What is expected:
Return all of the entries exactly, with nothing added or left out.

Record extracts:
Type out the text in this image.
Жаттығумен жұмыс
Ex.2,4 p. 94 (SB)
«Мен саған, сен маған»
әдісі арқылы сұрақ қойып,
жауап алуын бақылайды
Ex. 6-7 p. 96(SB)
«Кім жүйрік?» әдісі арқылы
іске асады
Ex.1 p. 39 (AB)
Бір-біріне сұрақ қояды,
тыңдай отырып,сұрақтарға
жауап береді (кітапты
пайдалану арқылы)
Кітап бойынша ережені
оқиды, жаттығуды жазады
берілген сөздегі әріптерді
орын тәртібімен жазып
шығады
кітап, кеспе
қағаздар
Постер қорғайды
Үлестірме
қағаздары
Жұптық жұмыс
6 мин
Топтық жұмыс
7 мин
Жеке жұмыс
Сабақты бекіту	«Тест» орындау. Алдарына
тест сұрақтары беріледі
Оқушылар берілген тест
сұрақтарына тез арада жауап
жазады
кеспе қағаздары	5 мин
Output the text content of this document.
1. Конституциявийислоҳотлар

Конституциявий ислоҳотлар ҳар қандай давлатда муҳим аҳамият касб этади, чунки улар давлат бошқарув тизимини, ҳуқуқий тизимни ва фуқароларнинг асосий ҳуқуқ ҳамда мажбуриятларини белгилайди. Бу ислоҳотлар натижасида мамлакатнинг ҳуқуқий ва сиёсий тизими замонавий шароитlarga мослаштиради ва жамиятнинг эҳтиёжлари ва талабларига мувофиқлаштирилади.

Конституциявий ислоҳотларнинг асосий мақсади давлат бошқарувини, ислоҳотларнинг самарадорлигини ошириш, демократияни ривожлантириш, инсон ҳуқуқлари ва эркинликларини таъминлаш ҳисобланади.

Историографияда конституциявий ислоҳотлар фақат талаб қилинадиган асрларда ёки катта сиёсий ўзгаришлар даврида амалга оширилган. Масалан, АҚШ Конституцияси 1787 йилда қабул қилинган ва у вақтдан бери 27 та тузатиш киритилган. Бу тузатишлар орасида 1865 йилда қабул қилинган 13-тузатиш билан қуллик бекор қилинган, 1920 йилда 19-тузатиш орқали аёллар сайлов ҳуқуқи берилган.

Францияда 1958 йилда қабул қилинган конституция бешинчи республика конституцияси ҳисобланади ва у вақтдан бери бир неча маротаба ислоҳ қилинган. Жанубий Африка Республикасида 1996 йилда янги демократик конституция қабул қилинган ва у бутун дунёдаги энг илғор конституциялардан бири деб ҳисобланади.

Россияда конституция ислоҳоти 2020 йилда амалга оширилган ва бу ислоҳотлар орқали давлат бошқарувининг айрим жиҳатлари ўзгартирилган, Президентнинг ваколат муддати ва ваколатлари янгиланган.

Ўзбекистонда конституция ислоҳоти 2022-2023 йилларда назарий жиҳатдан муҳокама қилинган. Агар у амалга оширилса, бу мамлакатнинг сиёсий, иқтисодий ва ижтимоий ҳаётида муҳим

Correct result:
Type out the text in this image.
Жаттығумен жұмыс
Ex.2,4 p. 94 (SB)
«Мен саған, сен маған»
әдісі арқылы сұрақ қойып,
жауап алуын бақылайды
Ex. 6-7 p. 96(SB)
«Кім жүйрік?» әдісі арқылы
іске асады
Ex.1 p. 39 (AB)
Бір-біріне сұрақ қояды,
тыңдай отырып,сұрақтарға
жауап береді (кітапты
пайдалану арқылы)
Кітап бойынша ережені
оқиды, жаттығуды жазады
берілген сөздегі әріптерді
орын тәртібімен жазып
шығады
кітап, кеспе
қағаздар
Постер қорғайды
Үлестірме
қағаздары
Жұптық жұмыс
6 мин
Топтық жұмыс
7 мин
Жеке жұмыс
Сабақты бекіту	«Тест» орындау. Алдарына
тест сұрақтары беріледі
Оқушылар берілген тест
сұрақтарына тез арада жауап
жазады
кеспе қағаздары	5 мин
Output the text content of this document.
1. Конституциявийислоҳотлар

Конституциявий ислоҳотлар ҳар қандай давлатда муҳим аҳамият касб этади, чунки улар давлат бошқарув тизимини, ҳуқуқий тизимни ва фуқароларнинг асосий ҳуқуқ ҳамда мажбуриятларини белгилайди. Бу ислоҳотлар натижасида мамлакатнинг ҳуқуқий ва сиёсий тизими замонавий шароитlarga мослаштиради ва жамиятнинг эҳтиёжлари ва талабларига мувофиқлаштирилади.

Конституциявий ислоҳотларнинг асосий мақсади давлат бошқарувини, ислоҳотларнинг самарадорлигини ошириш, демократияни ривожлантириш, инсон ҳуқуқлари ва эркинликларини таъминлаш ҳисобланади.

Историографияда конституциявий ислоҳотлар фақат талаб қилинадиган асрларда ёки катта сиёсий ўзгаришлар даврида амалга оширилган. Масалан, АҚШ Конституцияси 1787 йилда қабул қилинган ва у вақтдан бери 27 та тузатиш киритилган. Бу тузатишлар орасида 1865 йилда қабул қилинган 13-тузатиш билан қуллик бекор қилинган, 1920 йилда 19-тузатиш орқали аёллар сайлов ҳуқуқи берилган.

Францияда 1958 йилда қабул қилинган конституция бешинчи республика конституцияси ҳисобланади ва у вақтдан бери бир неча маротаба ислоҳ қилинган. Жанубий Африка Республикасида 1996 йилда янги демократик конституция қабул қилинган ва у бутун дунёдаги энг илғор конституциялардан бири деб ҳисобланади.

Россияда конституция ислоҳоти 2020 йилда амалга оширилган ва бу ислоҳотлар орқали давлат бошқарувининг айрим жиҳатлари ўзгартирилган, Президентнинг ваколат муддати ва ваколатлари янгиланган.

Ўзбекистонда конституция ислоҳоти 2022-2023 йилларда назарий жиҳатдан муҳокама қилинган. Агар у амалга оширилса, бу мамлакатнинг сиёсий, иқтисодий ва ижтимоий ҳаётида муҳим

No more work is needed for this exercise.